_EXERCISE OBJECTIVE_: Please report every line from the material that contains the word "part".

____

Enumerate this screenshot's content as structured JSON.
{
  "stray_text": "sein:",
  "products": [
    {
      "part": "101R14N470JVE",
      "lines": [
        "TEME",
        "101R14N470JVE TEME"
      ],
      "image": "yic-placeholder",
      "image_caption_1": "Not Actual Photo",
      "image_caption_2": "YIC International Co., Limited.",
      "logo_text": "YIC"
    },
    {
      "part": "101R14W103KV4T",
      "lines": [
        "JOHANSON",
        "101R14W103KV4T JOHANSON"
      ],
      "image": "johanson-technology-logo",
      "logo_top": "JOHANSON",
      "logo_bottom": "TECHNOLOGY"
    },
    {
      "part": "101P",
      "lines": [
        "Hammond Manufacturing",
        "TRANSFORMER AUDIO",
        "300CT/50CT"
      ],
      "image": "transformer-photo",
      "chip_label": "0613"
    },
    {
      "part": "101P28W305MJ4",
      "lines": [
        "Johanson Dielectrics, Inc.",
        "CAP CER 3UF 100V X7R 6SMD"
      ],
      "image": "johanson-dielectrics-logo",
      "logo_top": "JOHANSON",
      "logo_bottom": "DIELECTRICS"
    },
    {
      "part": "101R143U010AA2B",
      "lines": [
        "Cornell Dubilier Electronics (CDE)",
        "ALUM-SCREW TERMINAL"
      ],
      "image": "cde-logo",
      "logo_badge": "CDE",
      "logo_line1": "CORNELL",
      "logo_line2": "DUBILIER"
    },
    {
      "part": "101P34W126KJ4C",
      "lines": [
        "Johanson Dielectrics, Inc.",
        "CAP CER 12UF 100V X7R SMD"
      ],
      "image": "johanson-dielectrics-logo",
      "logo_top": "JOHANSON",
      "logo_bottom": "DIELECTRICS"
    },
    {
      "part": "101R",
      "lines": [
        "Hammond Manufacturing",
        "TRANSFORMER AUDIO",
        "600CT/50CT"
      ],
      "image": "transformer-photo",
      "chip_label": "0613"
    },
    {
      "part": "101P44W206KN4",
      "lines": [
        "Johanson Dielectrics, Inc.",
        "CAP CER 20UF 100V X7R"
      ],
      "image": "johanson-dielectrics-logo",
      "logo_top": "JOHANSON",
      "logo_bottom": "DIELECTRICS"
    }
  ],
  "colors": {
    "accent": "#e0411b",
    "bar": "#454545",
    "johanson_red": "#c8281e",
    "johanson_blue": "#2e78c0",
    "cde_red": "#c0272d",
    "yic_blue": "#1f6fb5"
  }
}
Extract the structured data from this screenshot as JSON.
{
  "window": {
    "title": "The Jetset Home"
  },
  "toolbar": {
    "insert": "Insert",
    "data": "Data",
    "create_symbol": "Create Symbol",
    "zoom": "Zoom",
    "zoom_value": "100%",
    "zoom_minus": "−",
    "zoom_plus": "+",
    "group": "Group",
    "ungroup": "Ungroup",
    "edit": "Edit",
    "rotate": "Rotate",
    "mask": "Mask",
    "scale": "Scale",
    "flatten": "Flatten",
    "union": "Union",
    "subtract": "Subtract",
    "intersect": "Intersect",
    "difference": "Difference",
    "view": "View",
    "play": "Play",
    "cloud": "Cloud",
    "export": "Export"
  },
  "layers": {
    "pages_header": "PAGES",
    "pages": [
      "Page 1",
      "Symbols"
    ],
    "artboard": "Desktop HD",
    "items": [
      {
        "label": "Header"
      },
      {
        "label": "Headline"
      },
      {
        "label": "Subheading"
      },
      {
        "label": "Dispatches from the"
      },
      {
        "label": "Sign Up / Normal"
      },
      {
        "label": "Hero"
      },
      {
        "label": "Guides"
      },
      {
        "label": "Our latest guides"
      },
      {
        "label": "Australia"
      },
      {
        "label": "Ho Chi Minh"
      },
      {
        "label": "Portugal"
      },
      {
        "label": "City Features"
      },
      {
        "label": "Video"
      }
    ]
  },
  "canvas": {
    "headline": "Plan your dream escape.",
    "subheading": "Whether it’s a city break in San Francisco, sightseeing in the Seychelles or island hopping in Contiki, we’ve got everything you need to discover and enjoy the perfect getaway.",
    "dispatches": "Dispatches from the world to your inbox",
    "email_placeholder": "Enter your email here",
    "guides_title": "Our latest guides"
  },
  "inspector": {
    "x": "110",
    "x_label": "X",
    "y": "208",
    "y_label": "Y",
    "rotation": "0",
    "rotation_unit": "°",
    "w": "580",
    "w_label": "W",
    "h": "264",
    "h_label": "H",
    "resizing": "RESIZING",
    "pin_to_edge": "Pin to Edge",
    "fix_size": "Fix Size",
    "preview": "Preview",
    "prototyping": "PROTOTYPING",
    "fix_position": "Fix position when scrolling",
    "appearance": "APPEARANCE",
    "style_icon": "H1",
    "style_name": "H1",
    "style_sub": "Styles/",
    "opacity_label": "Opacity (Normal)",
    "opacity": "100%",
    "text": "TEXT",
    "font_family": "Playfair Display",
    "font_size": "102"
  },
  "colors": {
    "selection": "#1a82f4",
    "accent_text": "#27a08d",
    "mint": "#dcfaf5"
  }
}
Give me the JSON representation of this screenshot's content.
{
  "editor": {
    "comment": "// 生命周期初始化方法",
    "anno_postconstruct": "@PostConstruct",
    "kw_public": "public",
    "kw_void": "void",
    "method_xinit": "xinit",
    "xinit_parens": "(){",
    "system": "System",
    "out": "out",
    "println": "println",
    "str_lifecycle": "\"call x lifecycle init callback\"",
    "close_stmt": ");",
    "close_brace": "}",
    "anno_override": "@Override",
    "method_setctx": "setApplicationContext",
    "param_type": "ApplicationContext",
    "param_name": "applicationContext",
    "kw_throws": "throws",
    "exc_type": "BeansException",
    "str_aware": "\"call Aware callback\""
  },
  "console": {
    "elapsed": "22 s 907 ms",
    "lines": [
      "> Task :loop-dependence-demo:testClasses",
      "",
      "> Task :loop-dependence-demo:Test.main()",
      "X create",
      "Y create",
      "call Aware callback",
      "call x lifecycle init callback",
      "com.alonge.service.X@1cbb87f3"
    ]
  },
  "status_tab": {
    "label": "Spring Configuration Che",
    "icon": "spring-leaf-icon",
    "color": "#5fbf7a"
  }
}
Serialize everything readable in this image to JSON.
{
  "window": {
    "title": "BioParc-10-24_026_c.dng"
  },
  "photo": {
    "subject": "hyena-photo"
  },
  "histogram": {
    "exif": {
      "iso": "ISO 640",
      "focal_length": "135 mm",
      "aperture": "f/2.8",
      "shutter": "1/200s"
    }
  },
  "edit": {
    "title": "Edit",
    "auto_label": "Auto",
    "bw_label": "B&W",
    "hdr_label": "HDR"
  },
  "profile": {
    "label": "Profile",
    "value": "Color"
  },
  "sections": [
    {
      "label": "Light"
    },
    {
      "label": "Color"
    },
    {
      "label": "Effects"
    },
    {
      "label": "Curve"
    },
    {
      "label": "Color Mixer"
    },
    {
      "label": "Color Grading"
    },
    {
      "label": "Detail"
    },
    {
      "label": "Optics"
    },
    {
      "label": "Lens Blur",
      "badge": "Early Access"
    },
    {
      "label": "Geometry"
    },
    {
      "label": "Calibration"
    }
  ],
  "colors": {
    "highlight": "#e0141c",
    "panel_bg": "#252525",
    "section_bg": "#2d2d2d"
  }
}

____

_PROBLEM SOLUTION_:
      "part": "101R14N470JVE",
      "part": "101R14W103KV4T",
      "part": "101P",
      "part": "101P28W305MJ4",
      "part": "101R143U010AA2B",
      "part": "101P34W126KJ4C",
      "part": "101R",
      "part": "101P44W206KN4",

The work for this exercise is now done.